● **YOUR OBJECTIVE**
Find the word "results" in the records below. List each line containing it.

● **SUPPLIED MATERIAL**

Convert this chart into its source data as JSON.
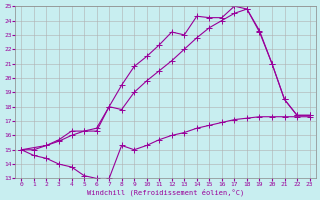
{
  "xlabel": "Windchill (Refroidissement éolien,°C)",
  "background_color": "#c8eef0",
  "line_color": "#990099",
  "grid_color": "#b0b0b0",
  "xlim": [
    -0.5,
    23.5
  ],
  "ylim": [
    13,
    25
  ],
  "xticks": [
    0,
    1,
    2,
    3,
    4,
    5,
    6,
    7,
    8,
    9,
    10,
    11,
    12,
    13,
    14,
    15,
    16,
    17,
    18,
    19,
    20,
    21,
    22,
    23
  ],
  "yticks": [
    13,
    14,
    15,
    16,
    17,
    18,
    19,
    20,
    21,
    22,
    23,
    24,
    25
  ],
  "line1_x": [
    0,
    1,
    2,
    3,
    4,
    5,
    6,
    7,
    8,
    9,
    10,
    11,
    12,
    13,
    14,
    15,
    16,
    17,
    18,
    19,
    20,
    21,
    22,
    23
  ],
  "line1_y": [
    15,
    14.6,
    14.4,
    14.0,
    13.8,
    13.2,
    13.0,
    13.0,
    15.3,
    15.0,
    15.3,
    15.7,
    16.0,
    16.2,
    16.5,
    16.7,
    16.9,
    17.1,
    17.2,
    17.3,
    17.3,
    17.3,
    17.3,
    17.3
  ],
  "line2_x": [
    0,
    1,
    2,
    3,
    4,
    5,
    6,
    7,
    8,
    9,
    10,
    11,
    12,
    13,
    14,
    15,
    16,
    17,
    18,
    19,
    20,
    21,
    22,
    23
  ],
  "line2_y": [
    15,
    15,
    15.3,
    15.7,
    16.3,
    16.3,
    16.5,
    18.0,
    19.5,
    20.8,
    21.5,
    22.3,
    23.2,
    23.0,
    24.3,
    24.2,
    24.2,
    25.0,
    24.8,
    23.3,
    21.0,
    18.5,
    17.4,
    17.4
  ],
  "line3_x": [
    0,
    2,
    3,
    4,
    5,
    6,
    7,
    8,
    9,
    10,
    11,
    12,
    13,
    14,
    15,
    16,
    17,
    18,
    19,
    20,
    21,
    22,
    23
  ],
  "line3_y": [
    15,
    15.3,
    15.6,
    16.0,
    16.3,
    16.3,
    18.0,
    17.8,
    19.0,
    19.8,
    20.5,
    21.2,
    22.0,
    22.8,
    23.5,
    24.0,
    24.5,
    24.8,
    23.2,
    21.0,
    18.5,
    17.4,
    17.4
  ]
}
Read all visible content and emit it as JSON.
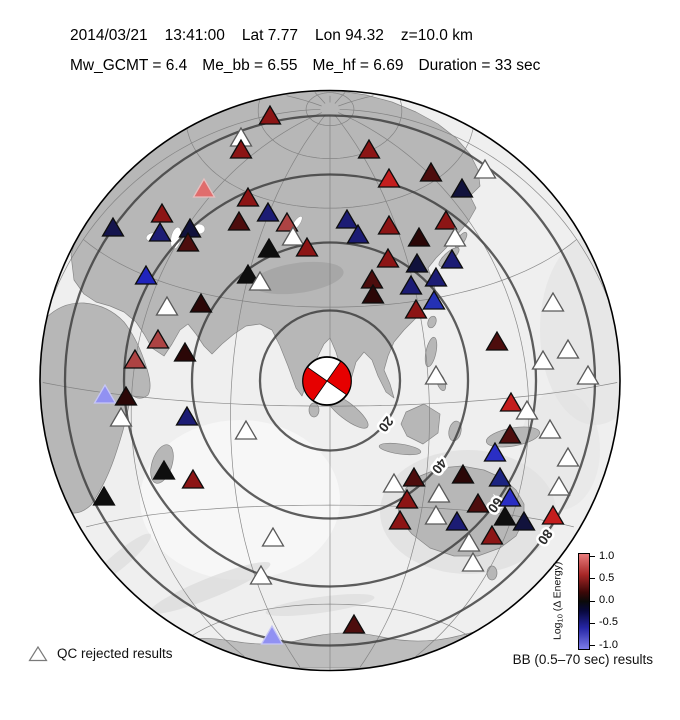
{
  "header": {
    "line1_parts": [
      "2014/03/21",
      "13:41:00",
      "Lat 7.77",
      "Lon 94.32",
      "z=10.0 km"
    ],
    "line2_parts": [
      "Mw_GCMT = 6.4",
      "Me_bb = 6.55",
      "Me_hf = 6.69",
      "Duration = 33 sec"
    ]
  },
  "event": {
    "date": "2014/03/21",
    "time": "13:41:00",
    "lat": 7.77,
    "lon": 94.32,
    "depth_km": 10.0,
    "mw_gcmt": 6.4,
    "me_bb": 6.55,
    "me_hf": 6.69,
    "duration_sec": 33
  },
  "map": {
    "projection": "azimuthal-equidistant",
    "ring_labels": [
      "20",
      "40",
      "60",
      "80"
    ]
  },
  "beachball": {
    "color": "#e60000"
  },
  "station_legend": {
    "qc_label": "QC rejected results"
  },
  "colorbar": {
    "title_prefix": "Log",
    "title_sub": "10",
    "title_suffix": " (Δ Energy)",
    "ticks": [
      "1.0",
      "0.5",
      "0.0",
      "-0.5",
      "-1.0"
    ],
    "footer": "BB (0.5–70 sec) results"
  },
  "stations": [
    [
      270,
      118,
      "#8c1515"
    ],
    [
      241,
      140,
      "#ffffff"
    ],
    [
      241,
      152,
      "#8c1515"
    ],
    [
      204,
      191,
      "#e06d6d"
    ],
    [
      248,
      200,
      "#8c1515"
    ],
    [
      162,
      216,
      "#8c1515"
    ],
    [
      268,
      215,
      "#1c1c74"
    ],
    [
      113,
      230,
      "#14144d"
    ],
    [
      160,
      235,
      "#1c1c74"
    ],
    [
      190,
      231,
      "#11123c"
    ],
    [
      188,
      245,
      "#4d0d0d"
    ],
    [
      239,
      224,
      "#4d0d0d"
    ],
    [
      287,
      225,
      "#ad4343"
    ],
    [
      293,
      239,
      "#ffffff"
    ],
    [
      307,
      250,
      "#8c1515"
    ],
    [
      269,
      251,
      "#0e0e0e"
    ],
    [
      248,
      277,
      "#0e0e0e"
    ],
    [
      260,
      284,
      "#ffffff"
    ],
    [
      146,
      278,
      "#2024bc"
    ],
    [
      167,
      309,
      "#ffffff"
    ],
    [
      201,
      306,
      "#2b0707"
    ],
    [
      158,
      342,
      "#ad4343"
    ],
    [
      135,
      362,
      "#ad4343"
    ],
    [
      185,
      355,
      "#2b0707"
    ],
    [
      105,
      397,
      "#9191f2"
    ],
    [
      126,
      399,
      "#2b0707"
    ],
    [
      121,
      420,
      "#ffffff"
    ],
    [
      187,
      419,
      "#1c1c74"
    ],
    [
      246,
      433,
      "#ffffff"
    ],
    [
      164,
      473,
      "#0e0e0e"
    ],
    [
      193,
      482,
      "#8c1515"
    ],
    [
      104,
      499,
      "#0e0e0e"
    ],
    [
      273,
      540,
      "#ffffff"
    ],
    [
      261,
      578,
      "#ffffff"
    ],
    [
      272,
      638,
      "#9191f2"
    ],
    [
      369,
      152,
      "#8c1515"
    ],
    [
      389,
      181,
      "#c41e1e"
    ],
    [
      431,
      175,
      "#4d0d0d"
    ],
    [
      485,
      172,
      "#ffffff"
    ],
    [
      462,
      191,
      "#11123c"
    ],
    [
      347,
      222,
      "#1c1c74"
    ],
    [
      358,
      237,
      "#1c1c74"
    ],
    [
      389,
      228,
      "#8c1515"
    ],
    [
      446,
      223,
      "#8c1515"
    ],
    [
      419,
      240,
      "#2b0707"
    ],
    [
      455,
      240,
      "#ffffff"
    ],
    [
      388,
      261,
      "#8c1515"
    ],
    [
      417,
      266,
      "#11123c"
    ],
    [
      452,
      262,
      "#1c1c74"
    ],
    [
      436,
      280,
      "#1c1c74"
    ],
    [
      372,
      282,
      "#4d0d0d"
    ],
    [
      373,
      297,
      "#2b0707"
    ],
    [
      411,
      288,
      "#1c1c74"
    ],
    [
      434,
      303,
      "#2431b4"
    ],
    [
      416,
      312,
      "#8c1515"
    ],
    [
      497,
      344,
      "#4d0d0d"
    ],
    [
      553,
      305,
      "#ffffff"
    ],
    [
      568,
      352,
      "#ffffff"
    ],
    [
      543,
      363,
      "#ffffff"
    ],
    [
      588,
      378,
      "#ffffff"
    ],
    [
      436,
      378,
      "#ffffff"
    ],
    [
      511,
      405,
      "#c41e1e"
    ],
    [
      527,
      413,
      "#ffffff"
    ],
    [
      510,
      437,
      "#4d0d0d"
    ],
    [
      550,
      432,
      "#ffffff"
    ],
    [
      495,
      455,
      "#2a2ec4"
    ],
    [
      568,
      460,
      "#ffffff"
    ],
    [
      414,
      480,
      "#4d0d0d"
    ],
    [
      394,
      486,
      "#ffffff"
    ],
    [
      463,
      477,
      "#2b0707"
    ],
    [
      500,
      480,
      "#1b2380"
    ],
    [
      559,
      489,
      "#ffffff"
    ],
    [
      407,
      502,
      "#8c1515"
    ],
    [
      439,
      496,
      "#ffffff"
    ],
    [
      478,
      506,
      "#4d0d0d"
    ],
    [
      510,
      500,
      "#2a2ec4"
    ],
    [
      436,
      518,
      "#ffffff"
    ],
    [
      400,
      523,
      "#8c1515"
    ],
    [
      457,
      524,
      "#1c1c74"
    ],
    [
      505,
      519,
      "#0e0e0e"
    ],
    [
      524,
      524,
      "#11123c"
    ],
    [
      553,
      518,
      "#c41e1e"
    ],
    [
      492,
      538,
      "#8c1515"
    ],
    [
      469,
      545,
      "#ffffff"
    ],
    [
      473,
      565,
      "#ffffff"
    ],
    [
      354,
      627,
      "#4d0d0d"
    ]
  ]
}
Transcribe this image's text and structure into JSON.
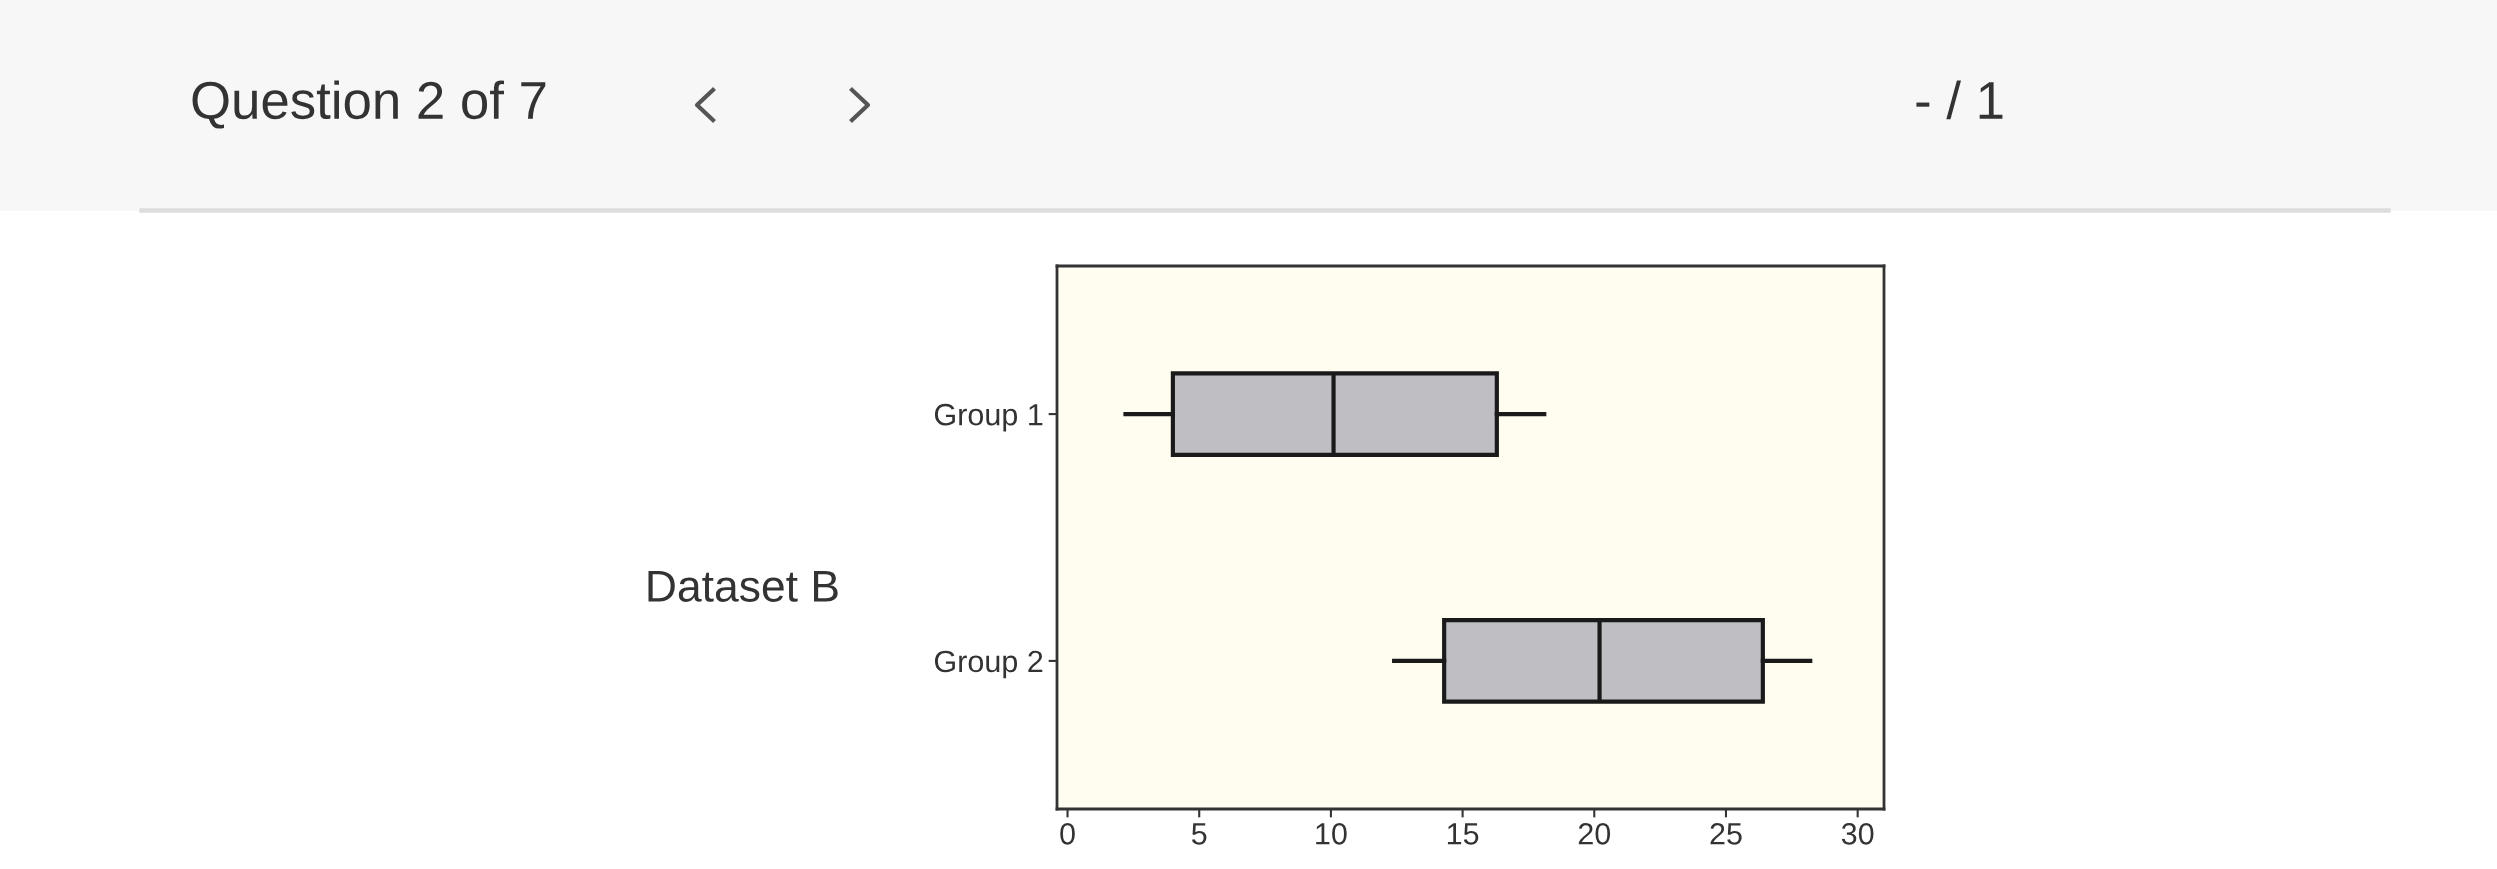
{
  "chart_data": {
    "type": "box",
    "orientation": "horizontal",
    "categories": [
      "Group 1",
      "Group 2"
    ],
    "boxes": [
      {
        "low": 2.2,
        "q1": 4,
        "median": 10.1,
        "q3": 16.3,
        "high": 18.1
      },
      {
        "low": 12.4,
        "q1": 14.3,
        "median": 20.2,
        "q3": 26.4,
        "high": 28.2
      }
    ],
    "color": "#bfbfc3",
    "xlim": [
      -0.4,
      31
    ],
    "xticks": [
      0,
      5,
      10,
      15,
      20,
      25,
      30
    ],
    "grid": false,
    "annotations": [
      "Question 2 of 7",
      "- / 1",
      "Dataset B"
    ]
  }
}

● **REPLY**
    "qc_label": "QC rejected results"
    "footer": "BB (0.5–70 sec) results"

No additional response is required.